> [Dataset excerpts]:
-.-.-

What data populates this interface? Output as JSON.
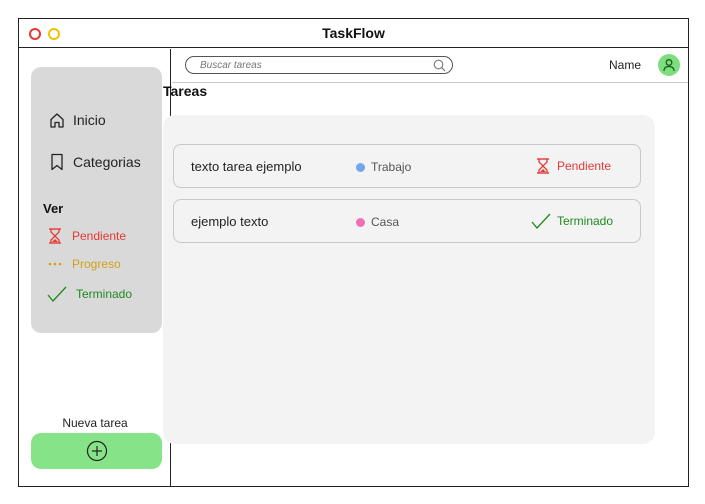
{
  "window": {
    "title": "TaskFlow"
  },
  "sidebar": {
    "nav": [
      {
        "label": "Inicio",
        "icon": "home-icon"
      },
      {
        "label": "Categorias",
        "icon": "bookmark-icon"
      }
    ],
    "ver_heading": "Ver",
    "filters": [
      {
        "label": "Pendiente",
        "icon": "hourglass-icon",
        "color": "#e53935"
      },
      {
        "label": "Progreso",
        "icon": "dots-icon",
        "color": "#d4a017"
      },
      {
        "label": "Terminado",
        "icon": "check-icon",
        "color": "#1e8a1e"
      }
    ],
    "new_task_label": "Nueva tarea",
    "new_task_button_icon": "plus-circle-icon"
  },
  "topbar": {
    "search_placeholder": "Buscar tareas",
    "user_name": "Name"
  },
  "main": {
    "title": "Tareas",
    "tasks": [
      {
        "text": "texto tarea ejemplo",
        "category": "Trabajo",
        "category_color": "#6fa8f0",
        "status": "Pendiente",
        "status_icon": "hourglass-icon"
      },
      {
        "text": "ejemplo texto",
        "category": "Casa",
        "category_color": "#f06fb4",
        "status": "Terminado",
        "status_icon": "check-icon"
      }
    ]
  },
  "colors": {
    "accent_green": "#86e387",
    "pending_red": "#e53935",
    "progress_yellow": "#d4a017",
    "done_green": "#1e8a1e"
  }
}
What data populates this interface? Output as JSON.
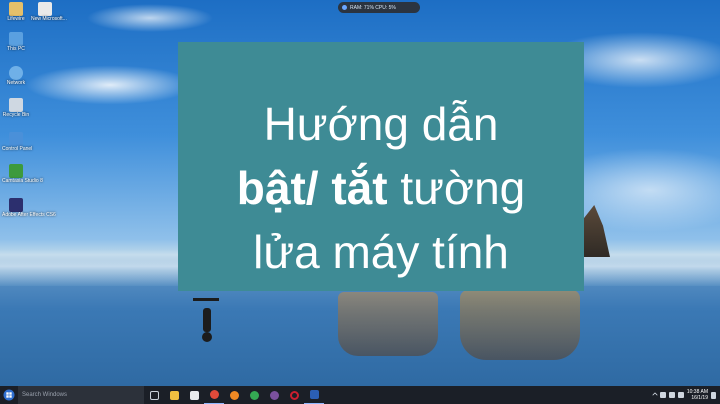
{
  "desktop": {
    "icons": [
      {
        "label": "Lifewire",
        "color": "#e5c06a"
      },
      {
        "label": "New Microsoft...",
        "color": "#e9e9e9"
      },
      {
        "label": "This PC",
        "color": "#5aa0e0"
      },
      {
        "label": "Network",
        "color": "#6fb0e8"
      },
      {
        "label": "Recycle Bin",
        "color": "#cfd8e2"
      },
      {
        "label": "Control Panel",
        "color": "#4a90d9"
      },
      {
        "label": "Camtasia Studio 8",
        "color": "#3d9a3d"
      },
      {
        "label": "Adobe After Effects CS6",
        "color": "#2c2f6e"
      }
    ]
  },
  "monitor": {
    "text": "RAM: 71%  CPU: 5%"
  },
  "card": {
    "line1": "Hướng dẫn",
    "line2_bold": "bật/ tắt",
    "line2_rest": " tường",
    "line3": "lửa máy tính"
  },
  "taskbar": {
    "search_placeholder": "Search Windows",
    "apps": [
      {
        "name": "task-view",
        "color": "#c9d1db"
      },
      {
        "name": "file-explorer",
        "color": "#f0c040"
      },
      {
        "name": "store",
        "color": "#e8eaed"
      },
      {
        "name": "chrome",
        "color": "#e04a3a"
      },
      {
        "name": "firefox",
        "color": "#f08a24"
      },
      {
        "name": "chrome-alt",
        "color": "#34a853"
      },
      {
        "name": "viber",
        "color": "#7b519d"
      },
      {
        "name": "opera",
        "color": "#cc1f2f"
      },
      {
        "name": "word",
        "color": "#2b5fb4"
      }
    ],
    "time": "10:38 AM",
    "date": "16/1/19"
  }
}
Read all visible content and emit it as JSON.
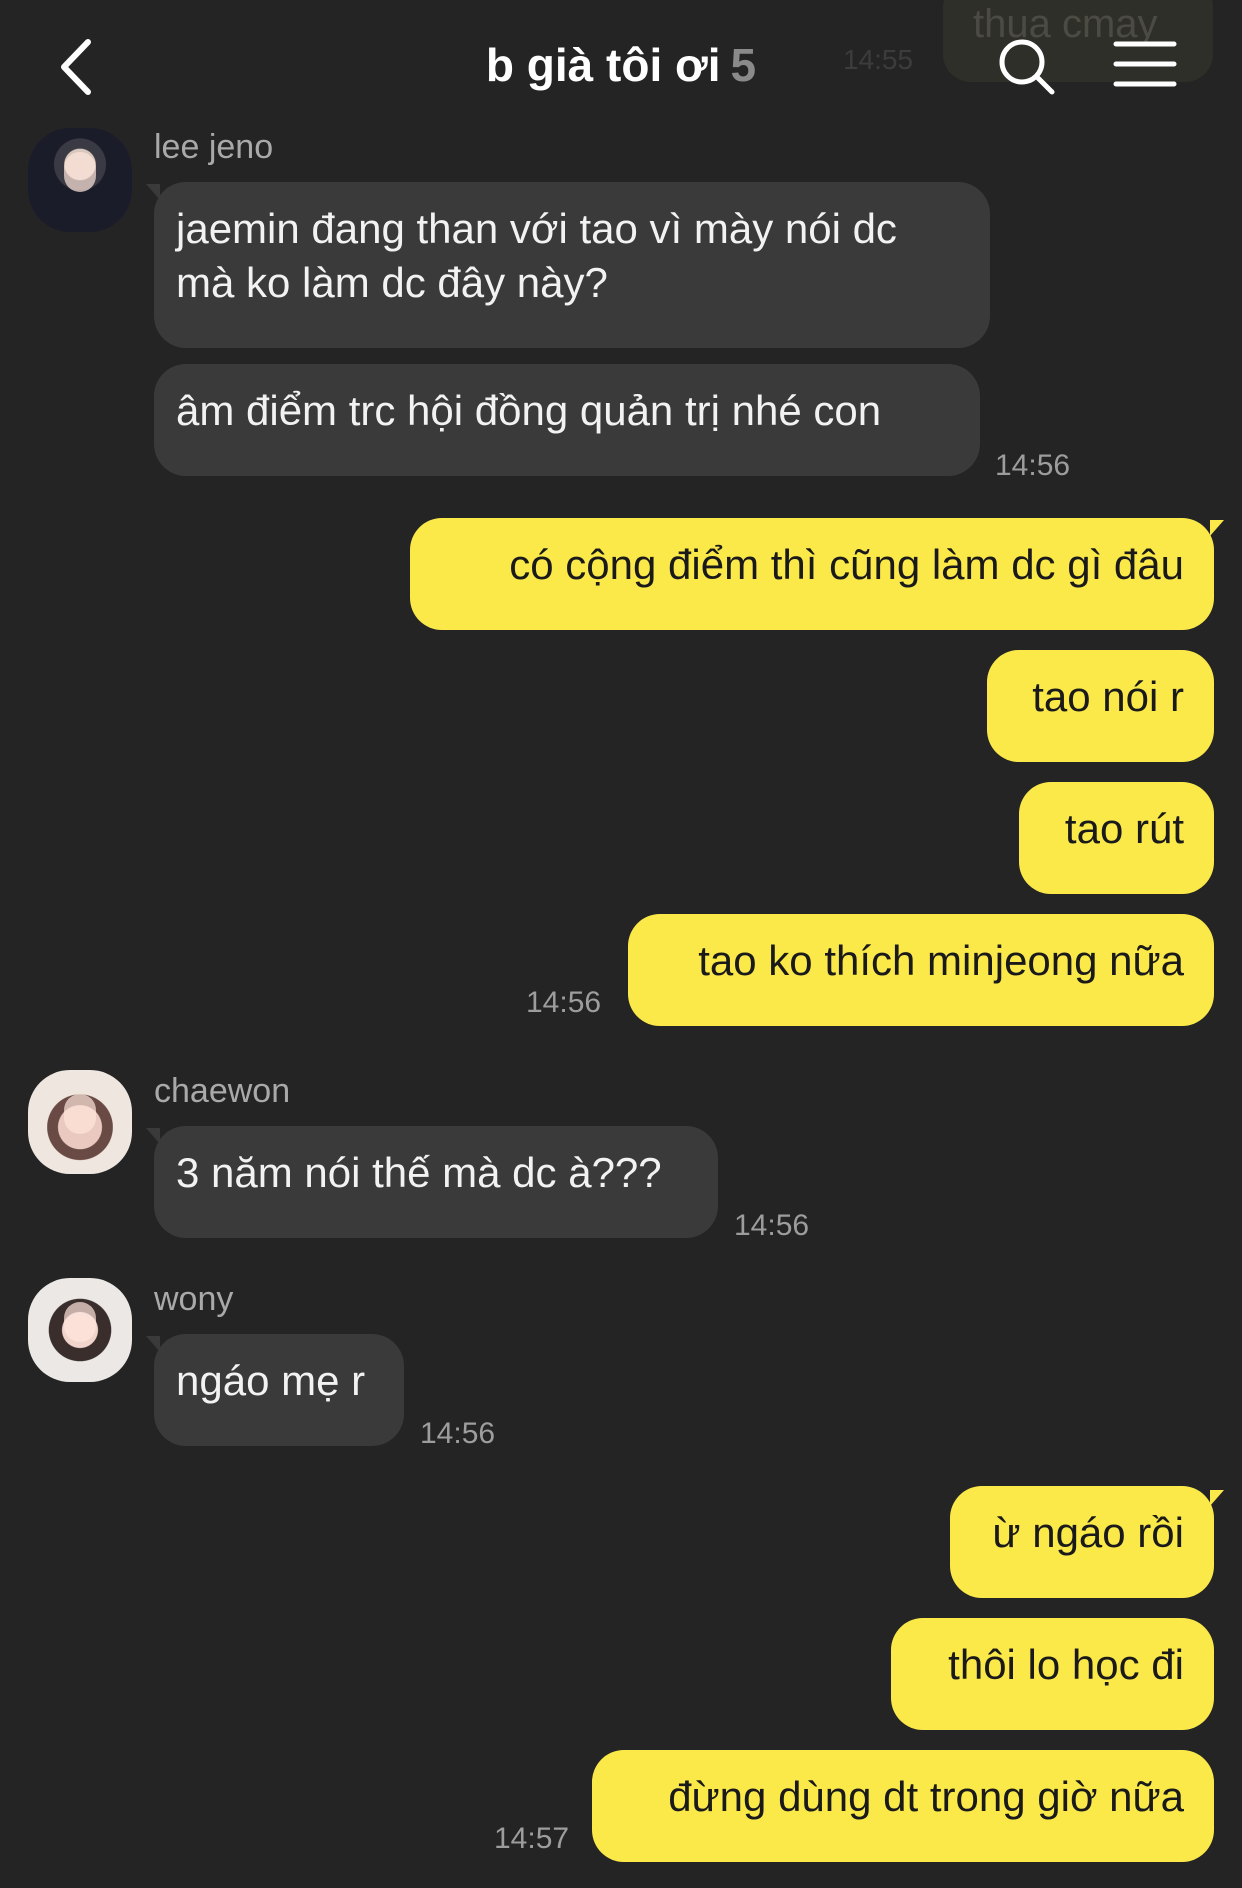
{
  "header": {
    "title": "b già tôi ơi",
    "member_count": "5",
    "back_icon": "chevron-left-icon",
    "search_icon": "search-icon",
    "menu_icon": "menu-icon",
    "previous_message_text": "thua cmay",
    "previous_message_time": "14:55"
  },
  "messages": [
    {
      "sender": "lee jeno",
      "lines": [
        "jaemin đang than với tao vì mày nói dc",
        "mà ko làm dc đây này?"
      ]
    },
    {
      "text": "âm điểm trc hội đồng quản trị nhé con",
      "time": "14:56"
    },
    {
      "text": "có cộng điểm thì cũng làm dc gì đâu"
    },
    {
      "text": "tao nói r"
    },
    {
      "text": "tao rút"
    },
    {
      "text": "tao ko thích minjeong nữa",
      "time": "14:56"
    },
    {
      "sender": "chaewon",
      "text": "3 năm nói thế mà dc à???",
      "time": "14:56"
    },
    {
      "sender": "wony",
      "text": "ngáo mẹ r",
      "time": "14:56"
    },
    {
      "text": "ừ ngáo rồi"
    },
    {
      "text": "thôi lo học đi"
    },
    {
      "text": "đừng dùng dt trong giờ nữa",
      "time": "14:57"
    }
  ],
  "colors": {
    "background": "#242424",
    "incoming_bubble": "#3a3a3a",
    "outgoing_bubble": "#fbe94a"
  }
}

-.-.-

> [Goal]: Copy down every line of the entries containing the word "title".

> [Result]:
    "title": "TaskFlow"
    "title": "Tareas",
    "title": "b già tôi ơi",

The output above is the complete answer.